Given problem:
Gather all lines from the material that contain the word "Fakultas".

----- Data section -----

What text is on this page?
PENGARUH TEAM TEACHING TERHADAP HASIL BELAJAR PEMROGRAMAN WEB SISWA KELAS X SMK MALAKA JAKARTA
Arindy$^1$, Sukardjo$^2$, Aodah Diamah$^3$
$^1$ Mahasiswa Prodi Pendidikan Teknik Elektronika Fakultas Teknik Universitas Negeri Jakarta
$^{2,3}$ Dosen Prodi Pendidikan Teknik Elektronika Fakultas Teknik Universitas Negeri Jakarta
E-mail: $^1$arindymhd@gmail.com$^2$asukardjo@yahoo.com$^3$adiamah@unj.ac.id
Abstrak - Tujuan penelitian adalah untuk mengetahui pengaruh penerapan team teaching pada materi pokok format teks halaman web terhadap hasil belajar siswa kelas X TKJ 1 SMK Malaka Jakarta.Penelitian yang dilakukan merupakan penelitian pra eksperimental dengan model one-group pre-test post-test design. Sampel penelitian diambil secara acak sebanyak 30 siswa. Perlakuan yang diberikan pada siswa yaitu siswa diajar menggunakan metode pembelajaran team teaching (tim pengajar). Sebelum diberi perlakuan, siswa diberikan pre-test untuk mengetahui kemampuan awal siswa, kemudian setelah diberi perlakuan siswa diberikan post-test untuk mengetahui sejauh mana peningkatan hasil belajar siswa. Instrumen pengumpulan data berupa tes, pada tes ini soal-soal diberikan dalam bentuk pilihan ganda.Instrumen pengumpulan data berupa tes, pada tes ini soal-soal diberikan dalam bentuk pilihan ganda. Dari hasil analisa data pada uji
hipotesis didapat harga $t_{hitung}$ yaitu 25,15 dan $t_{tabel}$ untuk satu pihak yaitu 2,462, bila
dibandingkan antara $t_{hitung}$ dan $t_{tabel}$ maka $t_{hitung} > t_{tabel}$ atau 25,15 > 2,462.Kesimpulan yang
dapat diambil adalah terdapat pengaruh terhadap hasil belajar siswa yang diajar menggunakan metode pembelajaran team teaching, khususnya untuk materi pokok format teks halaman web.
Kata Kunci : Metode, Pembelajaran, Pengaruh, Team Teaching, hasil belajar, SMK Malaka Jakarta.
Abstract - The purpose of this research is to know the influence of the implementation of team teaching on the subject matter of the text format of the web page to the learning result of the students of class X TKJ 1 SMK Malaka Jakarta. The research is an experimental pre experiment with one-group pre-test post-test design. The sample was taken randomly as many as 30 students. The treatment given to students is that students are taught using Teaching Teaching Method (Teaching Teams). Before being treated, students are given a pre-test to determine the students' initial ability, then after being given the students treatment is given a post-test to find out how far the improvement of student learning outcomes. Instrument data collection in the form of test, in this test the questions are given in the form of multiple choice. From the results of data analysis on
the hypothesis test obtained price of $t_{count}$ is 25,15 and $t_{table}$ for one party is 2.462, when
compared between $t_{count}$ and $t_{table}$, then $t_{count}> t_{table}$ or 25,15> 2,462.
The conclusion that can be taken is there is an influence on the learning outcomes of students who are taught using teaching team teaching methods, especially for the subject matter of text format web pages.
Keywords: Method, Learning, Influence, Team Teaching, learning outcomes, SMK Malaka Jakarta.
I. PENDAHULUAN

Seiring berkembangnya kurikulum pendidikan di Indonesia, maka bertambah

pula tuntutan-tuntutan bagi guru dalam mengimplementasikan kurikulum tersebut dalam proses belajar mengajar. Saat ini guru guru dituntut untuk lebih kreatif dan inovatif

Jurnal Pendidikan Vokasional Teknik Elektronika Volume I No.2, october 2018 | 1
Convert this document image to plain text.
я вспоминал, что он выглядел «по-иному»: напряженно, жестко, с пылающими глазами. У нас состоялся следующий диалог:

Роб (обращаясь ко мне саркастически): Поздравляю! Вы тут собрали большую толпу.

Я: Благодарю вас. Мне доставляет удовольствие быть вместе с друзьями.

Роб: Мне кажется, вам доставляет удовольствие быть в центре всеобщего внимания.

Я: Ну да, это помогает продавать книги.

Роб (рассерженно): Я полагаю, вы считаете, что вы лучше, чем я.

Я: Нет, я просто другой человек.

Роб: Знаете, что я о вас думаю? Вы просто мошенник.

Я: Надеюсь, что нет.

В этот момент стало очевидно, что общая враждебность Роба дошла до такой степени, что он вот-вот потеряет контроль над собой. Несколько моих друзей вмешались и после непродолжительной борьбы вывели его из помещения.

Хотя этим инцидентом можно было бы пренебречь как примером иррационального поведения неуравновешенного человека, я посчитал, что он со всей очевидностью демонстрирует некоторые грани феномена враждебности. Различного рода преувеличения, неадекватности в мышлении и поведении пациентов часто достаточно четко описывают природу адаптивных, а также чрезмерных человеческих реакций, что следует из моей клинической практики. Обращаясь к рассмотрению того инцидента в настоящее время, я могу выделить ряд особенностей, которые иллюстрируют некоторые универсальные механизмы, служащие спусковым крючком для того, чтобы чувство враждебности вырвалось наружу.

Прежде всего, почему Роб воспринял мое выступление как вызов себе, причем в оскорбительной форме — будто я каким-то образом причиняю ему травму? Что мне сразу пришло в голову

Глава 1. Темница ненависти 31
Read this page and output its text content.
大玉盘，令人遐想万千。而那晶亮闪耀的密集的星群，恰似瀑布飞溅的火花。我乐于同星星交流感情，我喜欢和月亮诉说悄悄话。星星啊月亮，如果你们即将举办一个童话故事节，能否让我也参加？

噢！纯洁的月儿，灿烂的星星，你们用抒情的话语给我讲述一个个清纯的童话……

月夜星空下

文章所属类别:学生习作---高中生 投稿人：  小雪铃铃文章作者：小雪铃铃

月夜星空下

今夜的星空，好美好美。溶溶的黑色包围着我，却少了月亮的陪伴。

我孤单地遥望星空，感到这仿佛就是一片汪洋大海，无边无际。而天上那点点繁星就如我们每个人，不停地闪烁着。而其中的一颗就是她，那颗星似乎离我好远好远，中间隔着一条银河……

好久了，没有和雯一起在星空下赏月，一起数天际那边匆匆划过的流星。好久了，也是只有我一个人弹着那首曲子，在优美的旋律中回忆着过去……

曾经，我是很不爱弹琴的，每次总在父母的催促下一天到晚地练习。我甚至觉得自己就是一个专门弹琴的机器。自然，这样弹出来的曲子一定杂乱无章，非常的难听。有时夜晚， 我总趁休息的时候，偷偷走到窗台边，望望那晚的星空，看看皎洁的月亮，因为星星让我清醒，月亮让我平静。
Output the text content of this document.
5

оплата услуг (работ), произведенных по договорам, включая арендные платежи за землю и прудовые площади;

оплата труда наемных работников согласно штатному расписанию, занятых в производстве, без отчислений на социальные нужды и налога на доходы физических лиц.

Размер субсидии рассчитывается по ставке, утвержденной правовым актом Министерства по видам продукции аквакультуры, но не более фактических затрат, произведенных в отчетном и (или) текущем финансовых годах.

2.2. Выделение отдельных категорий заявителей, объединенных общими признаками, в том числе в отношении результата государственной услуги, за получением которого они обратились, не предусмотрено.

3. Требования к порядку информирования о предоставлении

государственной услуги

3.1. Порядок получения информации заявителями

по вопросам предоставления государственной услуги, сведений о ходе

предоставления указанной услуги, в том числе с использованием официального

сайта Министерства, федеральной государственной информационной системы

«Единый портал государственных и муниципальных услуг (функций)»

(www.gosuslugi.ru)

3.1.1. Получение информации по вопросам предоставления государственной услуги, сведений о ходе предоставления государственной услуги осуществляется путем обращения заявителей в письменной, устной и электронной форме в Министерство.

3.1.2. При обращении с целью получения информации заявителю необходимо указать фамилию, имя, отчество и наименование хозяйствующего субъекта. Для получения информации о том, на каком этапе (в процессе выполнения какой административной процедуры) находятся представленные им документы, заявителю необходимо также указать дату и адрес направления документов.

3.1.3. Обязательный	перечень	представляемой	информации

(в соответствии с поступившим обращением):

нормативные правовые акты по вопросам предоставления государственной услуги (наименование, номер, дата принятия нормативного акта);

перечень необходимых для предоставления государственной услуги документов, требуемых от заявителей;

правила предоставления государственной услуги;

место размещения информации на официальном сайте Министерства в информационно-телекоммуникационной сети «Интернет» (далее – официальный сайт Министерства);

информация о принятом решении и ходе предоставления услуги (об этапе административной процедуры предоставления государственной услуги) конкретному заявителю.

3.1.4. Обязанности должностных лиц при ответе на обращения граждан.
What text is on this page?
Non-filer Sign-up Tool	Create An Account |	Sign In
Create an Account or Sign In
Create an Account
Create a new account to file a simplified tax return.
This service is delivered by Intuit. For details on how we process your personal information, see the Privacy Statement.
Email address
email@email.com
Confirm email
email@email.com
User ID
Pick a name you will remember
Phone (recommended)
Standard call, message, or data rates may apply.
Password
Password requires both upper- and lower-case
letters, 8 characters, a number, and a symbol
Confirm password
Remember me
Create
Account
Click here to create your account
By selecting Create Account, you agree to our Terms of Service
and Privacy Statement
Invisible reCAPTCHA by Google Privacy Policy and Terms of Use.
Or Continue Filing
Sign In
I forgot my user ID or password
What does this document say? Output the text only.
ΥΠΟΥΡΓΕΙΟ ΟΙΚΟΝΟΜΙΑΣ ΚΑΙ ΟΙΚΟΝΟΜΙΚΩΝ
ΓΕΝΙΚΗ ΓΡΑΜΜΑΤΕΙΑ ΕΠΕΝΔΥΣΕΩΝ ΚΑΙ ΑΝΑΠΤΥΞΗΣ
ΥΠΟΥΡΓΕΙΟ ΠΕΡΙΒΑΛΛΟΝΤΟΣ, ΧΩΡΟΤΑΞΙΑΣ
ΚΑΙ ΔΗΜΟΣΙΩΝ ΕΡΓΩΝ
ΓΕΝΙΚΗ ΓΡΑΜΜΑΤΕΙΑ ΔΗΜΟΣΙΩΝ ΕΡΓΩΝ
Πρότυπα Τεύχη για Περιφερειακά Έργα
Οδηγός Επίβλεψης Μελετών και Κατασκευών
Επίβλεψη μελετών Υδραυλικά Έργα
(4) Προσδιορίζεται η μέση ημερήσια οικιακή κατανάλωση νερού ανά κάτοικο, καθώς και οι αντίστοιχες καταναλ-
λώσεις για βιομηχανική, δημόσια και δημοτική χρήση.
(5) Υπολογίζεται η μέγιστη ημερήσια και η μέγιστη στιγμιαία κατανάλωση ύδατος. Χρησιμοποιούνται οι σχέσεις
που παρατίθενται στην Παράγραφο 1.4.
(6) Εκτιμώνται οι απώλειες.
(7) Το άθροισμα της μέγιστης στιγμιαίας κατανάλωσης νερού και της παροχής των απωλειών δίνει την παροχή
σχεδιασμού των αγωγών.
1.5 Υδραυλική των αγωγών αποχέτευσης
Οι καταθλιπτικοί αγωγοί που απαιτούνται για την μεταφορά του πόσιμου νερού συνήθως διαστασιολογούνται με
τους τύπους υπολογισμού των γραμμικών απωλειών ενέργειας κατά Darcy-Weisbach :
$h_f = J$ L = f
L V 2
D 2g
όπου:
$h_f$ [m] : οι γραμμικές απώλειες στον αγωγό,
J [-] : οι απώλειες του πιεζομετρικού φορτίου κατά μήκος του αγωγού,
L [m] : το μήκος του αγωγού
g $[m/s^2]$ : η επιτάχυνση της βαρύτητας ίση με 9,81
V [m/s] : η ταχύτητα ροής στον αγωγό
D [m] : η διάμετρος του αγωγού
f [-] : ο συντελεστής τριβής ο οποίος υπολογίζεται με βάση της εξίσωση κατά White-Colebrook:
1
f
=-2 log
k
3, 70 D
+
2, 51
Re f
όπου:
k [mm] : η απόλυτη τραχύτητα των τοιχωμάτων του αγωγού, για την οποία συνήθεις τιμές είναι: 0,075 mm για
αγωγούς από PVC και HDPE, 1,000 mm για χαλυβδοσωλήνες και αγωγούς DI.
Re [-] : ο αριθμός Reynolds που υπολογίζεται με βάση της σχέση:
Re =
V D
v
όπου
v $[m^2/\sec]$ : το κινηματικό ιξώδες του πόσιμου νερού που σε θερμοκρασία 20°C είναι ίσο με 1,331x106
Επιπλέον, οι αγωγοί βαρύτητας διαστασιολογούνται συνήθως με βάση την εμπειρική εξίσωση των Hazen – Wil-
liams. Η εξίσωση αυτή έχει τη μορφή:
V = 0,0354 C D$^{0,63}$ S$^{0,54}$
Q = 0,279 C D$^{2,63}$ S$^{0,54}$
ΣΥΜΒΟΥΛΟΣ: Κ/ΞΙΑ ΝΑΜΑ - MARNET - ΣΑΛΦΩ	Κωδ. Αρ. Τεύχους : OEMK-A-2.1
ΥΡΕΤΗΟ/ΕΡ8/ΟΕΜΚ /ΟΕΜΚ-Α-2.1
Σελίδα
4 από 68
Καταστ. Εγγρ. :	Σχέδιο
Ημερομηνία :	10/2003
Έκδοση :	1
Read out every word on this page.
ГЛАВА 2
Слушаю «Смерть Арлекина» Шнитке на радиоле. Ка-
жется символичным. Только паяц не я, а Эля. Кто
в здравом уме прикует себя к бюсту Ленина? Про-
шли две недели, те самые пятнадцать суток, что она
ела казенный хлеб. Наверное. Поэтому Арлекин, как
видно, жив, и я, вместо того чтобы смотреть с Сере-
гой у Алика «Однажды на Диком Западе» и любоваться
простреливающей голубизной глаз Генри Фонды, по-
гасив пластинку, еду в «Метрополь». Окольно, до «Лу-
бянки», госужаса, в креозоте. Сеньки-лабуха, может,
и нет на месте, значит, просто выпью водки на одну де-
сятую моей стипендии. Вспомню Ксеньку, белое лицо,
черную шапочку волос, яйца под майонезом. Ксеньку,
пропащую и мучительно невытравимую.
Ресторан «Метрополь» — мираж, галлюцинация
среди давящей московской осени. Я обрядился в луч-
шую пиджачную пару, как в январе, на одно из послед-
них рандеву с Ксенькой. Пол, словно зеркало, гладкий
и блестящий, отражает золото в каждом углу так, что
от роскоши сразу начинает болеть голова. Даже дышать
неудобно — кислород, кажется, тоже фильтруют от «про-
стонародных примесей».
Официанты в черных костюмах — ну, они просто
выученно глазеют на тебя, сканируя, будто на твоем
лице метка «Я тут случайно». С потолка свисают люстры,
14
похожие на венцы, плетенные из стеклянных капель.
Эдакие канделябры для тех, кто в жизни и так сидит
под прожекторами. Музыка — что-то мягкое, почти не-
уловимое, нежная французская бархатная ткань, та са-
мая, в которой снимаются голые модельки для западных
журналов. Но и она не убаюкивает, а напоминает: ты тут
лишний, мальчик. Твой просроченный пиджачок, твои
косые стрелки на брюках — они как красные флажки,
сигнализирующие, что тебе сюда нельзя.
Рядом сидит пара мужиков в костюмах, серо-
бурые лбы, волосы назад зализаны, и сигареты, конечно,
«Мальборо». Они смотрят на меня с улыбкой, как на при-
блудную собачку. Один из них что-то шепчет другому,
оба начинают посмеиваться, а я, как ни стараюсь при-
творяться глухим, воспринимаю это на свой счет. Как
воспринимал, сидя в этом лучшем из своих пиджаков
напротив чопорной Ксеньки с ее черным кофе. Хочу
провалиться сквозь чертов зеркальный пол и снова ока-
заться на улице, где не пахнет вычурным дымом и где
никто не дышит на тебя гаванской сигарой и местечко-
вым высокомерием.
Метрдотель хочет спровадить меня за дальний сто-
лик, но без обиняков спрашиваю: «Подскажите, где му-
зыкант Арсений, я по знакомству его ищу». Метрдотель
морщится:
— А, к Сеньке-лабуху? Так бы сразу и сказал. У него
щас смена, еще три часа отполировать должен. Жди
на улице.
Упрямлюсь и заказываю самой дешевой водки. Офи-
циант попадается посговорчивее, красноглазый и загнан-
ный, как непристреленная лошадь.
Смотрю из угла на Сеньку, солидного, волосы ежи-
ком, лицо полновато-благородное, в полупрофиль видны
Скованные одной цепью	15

-----

Response to this exercise:
$^1$ Mahasiswa Prodi Pendidikan Teknik Elektronika Fakultas Teknik Universitas Negeri Jakarta
$^{2,3}$ Dosen Prodi Pendidikan Teknik Elektronika Fakultas Teknik Universitas Negeri Jakarta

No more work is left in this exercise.